* **WHAT THE TASK REQUIRES**
Tally the lines in the listing below that contain "Output" and report the tally alone.

Stored entries:
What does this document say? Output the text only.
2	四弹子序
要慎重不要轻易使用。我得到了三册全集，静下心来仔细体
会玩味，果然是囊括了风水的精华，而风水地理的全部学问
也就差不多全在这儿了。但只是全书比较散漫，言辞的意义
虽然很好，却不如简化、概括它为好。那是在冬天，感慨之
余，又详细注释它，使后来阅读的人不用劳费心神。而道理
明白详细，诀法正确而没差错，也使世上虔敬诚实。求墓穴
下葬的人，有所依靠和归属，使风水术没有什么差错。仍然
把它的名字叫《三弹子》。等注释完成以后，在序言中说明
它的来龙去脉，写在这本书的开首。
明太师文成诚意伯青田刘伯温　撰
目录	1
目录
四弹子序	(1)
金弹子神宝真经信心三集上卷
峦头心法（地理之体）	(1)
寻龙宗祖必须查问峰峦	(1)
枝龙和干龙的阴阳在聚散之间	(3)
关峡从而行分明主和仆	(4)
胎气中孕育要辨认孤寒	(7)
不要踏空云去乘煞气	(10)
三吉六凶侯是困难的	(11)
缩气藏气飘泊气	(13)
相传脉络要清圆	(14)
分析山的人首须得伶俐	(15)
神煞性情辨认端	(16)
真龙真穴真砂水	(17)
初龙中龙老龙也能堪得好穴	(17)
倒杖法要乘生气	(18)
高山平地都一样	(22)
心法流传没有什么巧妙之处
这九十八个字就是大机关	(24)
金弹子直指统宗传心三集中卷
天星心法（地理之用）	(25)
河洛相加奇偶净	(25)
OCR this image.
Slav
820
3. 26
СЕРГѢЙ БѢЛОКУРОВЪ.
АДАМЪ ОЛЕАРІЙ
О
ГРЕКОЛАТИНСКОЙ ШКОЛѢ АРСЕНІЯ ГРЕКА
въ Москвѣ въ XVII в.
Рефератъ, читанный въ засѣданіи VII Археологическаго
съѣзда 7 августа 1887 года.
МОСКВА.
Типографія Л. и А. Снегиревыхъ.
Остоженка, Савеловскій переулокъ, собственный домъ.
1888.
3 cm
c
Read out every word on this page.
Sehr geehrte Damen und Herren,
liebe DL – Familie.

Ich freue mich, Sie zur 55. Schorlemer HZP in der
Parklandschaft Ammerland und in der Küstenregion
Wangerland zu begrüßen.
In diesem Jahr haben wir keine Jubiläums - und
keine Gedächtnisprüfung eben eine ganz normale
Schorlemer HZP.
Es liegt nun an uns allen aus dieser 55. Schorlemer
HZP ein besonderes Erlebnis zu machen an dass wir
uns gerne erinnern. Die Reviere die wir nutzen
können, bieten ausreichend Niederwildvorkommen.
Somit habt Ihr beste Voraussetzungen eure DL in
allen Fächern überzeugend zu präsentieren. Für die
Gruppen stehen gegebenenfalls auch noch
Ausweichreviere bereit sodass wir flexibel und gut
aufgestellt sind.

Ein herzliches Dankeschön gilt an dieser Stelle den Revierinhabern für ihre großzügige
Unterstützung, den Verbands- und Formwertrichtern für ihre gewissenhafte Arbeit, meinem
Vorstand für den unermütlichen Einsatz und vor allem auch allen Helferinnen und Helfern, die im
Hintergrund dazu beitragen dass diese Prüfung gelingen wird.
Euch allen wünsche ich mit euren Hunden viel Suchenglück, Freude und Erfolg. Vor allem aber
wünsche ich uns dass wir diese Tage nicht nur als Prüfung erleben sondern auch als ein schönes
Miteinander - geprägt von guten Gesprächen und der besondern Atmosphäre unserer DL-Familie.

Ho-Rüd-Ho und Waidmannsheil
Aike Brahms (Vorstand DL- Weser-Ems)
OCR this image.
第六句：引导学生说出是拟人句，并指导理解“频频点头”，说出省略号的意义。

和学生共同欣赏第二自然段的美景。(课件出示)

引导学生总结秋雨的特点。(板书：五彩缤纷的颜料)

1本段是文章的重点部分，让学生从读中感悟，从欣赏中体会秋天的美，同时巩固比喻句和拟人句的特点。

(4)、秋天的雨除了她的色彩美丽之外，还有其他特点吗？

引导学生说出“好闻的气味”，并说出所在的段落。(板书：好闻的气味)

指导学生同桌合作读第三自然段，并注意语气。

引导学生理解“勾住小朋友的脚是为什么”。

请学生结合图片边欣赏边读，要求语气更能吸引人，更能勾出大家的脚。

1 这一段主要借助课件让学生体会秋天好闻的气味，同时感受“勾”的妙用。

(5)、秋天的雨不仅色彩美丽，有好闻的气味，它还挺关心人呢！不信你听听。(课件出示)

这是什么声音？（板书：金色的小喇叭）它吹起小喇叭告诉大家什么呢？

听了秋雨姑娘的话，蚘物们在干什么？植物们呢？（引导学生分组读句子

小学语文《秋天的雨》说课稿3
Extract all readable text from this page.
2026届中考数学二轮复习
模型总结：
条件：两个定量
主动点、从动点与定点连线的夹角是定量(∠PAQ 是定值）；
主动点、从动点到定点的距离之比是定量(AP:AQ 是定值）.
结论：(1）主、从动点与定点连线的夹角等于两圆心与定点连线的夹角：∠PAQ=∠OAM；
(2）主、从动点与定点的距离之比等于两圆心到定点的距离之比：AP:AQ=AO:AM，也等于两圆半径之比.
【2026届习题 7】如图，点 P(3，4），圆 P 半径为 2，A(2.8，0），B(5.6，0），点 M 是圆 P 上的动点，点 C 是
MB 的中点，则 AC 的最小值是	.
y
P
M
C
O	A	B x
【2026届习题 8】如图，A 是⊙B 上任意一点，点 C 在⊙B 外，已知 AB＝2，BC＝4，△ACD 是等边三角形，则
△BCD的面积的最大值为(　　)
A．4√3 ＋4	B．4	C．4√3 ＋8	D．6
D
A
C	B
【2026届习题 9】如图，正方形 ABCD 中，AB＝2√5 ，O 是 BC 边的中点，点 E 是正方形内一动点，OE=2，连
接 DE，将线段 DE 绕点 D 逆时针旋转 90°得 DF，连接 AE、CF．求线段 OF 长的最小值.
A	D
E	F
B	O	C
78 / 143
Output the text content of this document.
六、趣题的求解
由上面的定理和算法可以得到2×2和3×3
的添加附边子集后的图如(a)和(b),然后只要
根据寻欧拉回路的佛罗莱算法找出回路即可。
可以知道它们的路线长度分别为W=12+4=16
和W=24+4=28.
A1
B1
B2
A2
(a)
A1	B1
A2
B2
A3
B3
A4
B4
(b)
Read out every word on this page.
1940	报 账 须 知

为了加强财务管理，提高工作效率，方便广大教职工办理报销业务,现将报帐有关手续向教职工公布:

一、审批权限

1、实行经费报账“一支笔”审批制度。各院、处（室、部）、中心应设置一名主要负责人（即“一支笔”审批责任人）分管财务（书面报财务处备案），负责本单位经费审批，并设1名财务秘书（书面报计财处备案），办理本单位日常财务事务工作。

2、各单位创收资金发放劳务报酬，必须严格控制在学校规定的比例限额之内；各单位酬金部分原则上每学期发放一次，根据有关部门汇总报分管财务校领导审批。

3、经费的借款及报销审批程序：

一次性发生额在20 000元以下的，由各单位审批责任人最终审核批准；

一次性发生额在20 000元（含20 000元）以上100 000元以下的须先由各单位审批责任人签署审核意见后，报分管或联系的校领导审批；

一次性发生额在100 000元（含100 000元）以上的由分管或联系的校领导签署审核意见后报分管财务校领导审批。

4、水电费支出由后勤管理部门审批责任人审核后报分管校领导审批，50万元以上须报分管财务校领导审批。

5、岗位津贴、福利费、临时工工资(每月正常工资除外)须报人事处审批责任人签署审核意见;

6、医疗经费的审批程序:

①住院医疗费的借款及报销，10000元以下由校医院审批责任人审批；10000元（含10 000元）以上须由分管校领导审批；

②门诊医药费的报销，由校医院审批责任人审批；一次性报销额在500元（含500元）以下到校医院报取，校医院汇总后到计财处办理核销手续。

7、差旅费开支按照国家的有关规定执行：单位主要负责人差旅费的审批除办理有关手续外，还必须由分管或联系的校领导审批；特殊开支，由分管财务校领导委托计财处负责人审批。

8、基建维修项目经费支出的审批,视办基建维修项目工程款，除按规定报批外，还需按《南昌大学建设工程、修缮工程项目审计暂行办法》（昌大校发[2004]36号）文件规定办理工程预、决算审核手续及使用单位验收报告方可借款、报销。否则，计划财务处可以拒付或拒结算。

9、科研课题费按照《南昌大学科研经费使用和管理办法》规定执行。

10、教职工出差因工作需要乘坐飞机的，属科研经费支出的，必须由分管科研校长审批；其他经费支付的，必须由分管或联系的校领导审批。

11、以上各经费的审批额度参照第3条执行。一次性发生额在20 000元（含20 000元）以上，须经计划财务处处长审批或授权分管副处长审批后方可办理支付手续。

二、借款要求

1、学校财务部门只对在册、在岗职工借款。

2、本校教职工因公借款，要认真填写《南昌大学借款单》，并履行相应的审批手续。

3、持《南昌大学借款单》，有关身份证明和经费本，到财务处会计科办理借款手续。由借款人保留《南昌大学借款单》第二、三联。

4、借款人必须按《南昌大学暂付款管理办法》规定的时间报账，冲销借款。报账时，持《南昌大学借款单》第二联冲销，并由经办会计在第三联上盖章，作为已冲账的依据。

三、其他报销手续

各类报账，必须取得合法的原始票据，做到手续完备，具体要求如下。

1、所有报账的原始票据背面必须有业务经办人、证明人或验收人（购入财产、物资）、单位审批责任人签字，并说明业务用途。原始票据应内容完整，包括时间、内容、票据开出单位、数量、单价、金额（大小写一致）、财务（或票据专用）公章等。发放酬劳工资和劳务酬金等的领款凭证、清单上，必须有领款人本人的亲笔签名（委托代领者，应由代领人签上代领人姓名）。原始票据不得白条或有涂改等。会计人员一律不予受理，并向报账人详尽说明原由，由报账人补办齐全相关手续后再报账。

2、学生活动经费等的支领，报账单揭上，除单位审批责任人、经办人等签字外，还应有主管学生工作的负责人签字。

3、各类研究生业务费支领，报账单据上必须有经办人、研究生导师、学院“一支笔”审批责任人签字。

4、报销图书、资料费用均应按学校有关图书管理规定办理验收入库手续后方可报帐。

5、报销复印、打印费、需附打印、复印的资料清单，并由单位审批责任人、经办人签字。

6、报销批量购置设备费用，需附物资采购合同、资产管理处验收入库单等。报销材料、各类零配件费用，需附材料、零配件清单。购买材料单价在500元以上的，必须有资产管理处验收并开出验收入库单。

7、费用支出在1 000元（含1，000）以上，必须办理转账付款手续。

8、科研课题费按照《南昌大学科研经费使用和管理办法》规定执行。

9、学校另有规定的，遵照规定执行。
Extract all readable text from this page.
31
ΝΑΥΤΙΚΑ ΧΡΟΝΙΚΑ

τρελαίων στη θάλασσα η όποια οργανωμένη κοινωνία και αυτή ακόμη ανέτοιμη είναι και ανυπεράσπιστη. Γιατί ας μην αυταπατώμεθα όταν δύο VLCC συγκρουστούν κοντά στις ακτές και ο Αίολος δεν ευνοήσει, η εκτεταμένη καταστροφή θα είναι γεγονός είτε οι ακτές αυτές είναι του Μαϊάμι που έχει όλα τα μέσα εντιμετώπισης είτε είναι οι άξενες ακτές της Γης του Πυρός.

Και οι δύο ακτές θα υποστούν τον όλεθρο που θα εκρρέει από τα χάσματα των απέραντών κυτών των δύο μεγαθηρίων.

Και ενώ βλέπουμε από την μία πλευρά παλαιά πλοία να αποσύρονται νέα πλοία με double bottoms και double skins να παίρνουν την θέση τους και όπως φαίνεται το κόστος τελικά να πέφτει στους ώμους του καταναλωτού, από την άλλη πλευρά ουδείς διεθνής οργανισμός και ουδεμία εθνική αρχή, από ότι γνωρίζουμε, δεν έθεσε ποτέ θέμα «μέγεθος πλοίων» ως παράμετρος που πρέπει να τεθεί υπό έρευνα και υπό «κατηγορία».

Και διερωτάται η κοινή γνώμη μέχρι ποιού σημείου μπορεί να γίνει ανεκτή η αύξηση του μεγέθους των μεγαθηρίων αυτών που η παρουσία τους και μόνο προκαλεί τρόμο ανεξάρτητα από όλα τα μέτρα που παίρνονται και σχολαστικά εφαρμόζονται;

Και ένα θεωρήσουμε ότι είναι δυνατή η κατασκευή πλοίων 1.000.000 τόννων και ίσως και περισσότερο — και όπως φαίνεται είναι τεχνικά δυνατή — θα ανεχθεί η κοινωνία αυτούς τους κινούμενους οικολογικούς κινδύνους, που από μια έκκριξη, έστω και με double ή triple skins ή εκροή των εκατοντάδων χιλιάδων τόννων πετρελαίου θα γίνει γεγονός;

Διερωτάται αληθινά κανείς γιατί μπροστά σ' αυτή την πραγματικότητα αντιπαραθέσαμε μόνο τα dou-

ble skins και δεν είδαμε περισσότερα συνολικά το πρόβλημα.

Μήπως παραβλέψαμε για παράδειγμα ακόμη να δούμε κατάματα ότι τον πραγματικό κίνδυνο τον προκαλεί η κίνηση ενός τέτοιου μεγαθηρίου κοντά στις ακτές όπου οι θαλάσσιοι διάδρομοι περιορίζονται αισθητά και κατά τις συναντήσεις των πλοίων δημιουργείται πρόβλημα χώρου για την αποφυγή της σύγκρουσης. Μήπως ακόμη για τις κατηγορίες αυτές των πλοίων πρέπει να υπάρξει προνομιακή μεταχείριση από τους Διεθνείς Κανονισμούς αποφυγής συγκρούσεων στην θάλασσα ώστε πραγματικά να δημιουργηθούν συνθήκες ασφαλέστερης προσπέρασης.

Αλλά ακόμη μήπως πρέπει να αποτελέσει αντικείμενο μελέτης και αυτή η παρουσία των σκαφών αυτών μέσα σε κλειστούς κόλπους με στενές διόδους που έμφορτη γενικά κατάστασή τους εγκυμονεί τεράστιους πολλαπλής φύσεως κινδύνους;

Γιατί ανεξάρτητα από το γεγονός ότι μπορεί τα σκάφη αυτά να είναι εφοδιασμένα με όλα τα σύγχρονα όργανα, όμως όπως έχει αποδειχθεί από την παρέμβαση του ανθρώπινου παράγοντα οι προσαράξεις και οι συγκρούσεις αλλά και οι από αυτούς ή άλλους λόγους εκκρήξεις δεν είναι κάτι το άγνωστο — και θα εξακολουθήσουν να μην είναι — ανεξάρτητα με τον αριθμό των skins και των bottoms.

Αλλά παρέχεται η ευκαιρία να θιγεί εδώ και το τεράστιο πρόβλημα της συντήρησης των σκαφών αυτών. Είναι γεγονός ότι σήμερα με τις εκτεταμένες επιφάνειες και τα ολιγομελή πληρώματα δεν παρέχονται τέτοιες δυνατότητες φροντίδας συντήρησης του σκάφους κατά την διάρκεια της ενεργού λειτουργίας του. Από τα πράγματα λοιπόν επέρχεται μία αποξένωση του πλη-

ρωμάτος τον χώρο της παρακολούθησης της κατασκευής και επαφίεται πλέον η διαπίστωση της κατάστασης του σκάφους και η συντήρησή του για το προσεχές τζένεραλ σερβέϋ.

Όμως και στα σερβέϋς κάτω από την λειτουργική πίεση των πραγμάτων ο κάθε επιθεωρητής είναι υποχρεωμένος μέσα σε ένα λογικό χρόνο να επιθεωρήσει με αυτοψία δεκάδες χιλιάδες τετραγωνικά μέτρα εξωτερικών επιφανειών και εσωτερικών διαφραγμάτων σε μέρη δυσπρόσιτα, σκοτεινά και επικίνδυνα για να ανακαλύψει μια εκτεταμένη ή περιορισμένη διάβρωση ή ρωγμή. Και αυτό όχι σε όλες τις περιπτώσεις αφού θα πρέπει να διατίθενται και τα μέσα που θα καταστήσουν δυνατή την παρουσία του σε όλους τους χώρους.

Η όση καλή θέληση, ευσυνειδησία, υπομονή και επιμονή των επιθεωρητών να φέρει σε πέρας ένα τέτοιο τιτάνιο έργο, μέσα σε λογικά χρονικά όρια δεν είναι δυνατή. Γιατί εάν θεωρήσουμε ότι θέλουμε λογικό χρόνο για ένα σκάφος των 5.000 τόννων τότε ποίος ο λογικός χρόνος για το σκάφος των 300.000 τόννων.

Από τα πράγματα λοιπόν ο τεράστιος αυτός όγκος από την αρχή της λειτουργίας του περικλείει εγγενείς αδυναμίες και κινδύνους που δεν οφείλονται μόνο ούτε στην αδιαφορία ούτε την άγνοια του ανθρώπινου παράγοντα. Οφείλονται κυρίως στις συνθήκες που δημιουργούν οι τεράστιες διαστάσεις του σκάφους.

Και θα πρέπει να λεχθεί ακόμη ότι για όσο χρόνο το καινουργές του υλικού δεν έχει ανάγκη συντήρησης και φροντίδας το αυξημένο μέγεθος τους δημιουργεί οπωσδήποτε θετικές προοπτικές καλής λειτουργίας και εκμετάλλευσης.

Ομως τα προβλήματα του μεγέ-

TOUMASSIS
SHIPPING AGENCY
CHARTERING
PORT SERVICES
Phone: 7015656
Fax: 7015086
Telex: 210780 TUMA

* **RESULT**
2